> _What you will do_
From the records below, extract all the text exactly and leave the images behind.

(Some records)
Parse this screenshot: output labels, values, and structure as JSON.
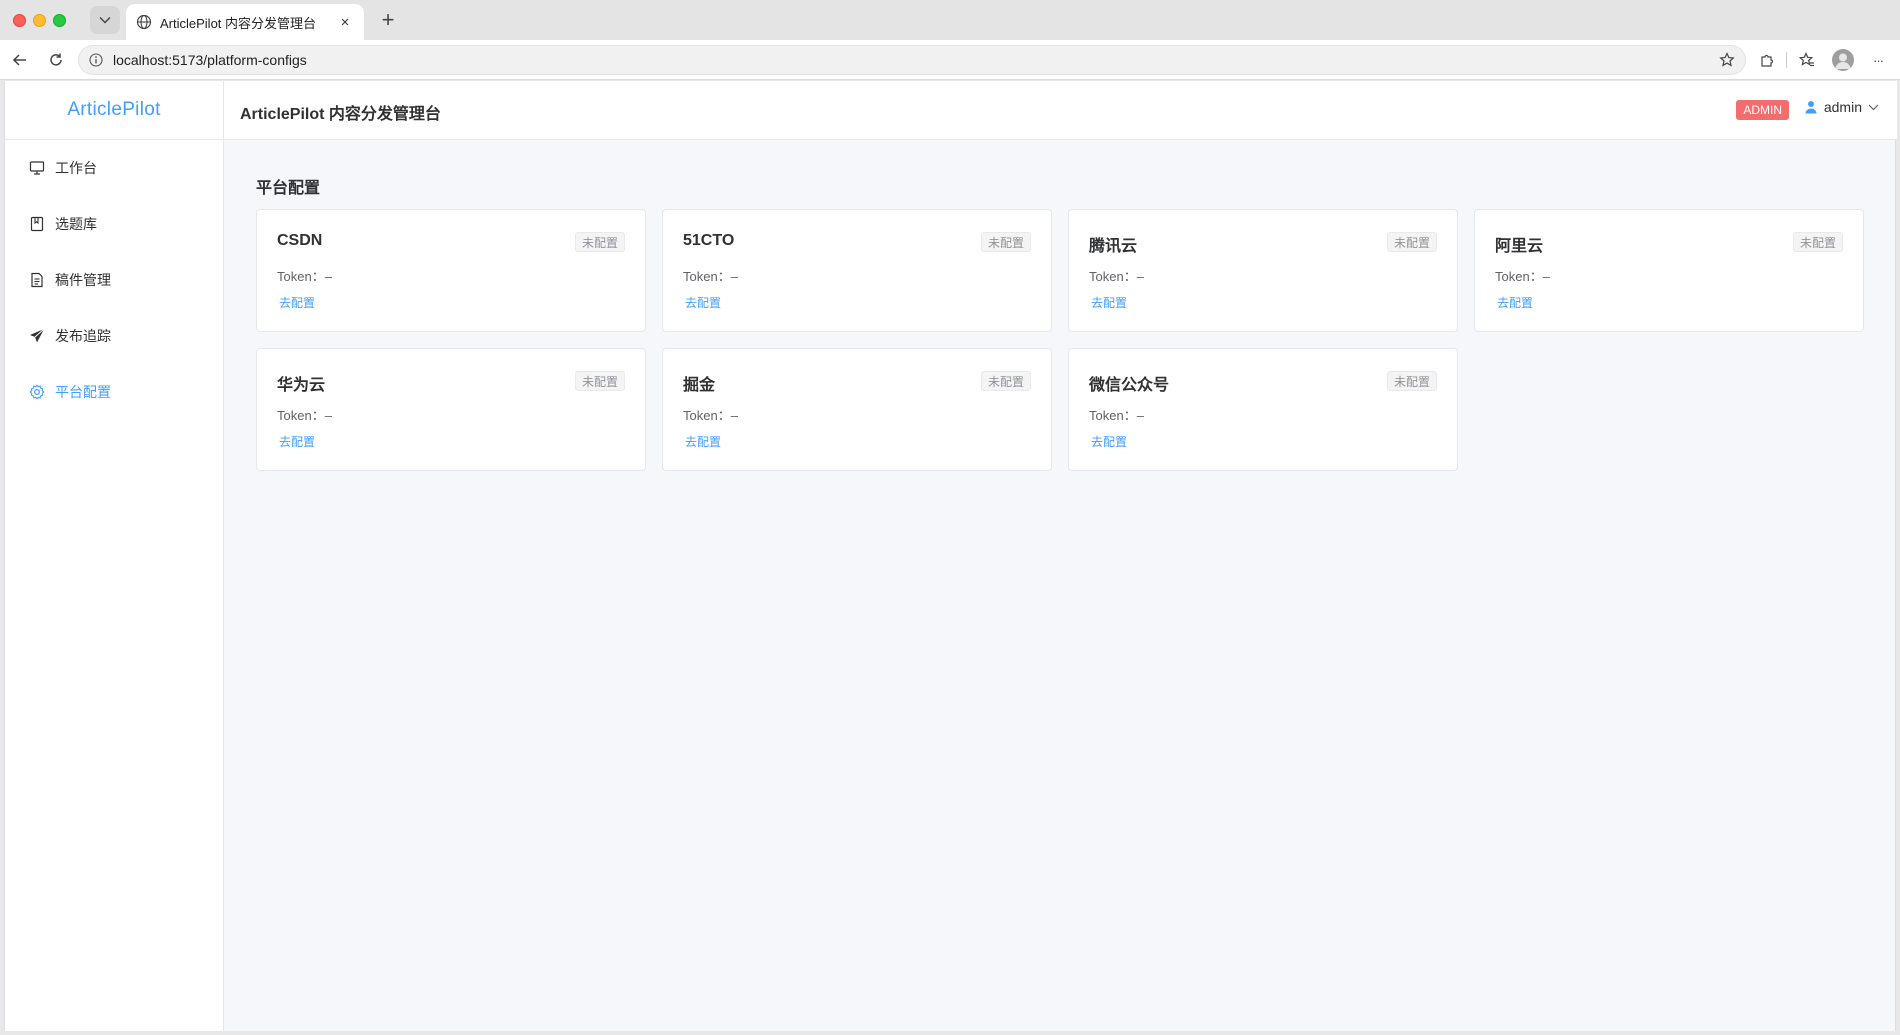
{
  "browser": {
    "tab_title": "ArticlePilot 内容分发管理台",
    "tab_close": "×",
    "new_tab": "+",
    "url": "localhost:5173/platform-configs",
    "more": "···"
  },
  "app": {
    "logo": "ArticlePilot",
    "header_title": "ArticlePilot 内容分发管理台",
    "role_badge": "ADMIN",
    "username": "admin"
  },
  "sidebar": {
    "items": [
      {
        "label": "工作台",
        "icon": "monitor-icon",
        "active": false
      },
      {
        "label": "选题库",
        "icon": "bookmark-icon",
        "active": false
      },
      {
        "label": "稿件管理",
        "icon": "document-icon",
        "active": false
      },
      {
        "label": "发布追踪",
        "icon": "send-icon",
        "active": false
      },
      {
        "label": "平台配置",
        "icon": "gear-icon",
        "active": true
      }
    ]
  },
  "page": {
    "title": "平台配置",
    "cards": [
      {
        "name": "CSDN",
        "status": "未配置",
        "token_label": "Token：",
        "token_value": "–",
        "action": "去配置"
      },
      {
        "name": "51CTO",
        "status": "未配置",
        "token_label": "Token：",
        "token_value": "–",
        "action": "去配置"
      },
      {
        "name": "腾讯云",
        "status": "未配置",
        "token_label": "Token：",
        "token_value": "–",
        "action": "去配置"
      },
      {
        "name": "阿里云",
        "status": "未配置",
        "token_label": "Token：",
        "token_value": "–",
        "action": "去配置"
      },
      {
        "name": "华为云",
        "status": "未配置",
        "token_label": "Token：",
        "token_value": "–",
        "action": "去配置"
      },
      {
        "name": "掘金",
        "status": "未配置",
        "token_label": "Token：",
        "token_value": "–",
        "action": "去配置"
      },
      {
        "name": "微信公众号",
        "status": "未配置",
        "token_label": "Token：",
        "token_value": "–",
        "action": "去配置"
      }
    ]
  },
  "colors": {
    "accent": "#409eff",
    "danger": "#f56c6c",
    "page_bg": "#f5f7fa"
  }
}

> _Result_
Parse this screenshot: output labels, values, and structure as JSON.
{
  "browser": {
    "tab_title": "ArticlePilot 内容分发管理台",
    "tab_close": "×",
    "new_tab": "+",
    "url": "localhost:5173/platform-configs",
    "more": "···"
  },
  "app": {
    "logo": "ArticlePilot",
    "header_title": "ArticlePilot 内容分发管理台",
    "role_badge": "ADMIN",
    "username": "admin"
  },
  "sidebar": {
    "items": [
      {
        "label": "工作台",
        "icon": "monitor-icon",
        "active": false
      },
      {
        "label": "选题库",
        "icon": "bookmark-icon",
        "active": false
      },
      {
        "label": "稿件管理",
        "icon": "document-icon",
        "active": false
      },
      {
        "label": "发布追踪",
        "icon": "send-icon",
        "active": false
      },
      {
        "label": "平台配置",
        "icon": "gear-icon",
        "active": true
      }
    ]
  },
  "page": {
    "title": "平台配置",
    "cards": [
      {
        "name": "CSDN",
        "status": "未配置",
        "token_label": "Token：",
        "token_value": "–",
        "action": "去配置"
      },
      {
        "name": "51CTO",
        "status": "未配置",
        "token_label": "Token：",
        "token_value": "–",
        "action": "去配置"
      },
      {
        "name": "腾讯云",
        "status": "未配置",
        "token_label": "Token：",
        "token_value": "–",
        "action": "去配置"
      },
      {
        "name": "阿里云",
        "status": "未配置",
        "token_label": "Token：",
        "token_value": "–",
        "action": "去配置"
      },
      {
        "name": "华为云",
        "status": "未配置",
        "token_label": "Token：",
        "token_value": "–",
        "action": "去配置"
      },
      {
        "name": "掘金",
        "status": "未配置",
        "token_label": "Token：",
        "token_value": "–",
        "action": "去配置"
      },
      {
        "name": "微信公众号",
        "status": "未配置",
        "token_label": "Token：",
        "token_value": "–",
        "action": "去配置"
      }
    ]
  },
  "colors": {
    "accent": "#409eff",
    "danger": "#f56c6c",
    "page_bg": "#f5f7fa"
  }
}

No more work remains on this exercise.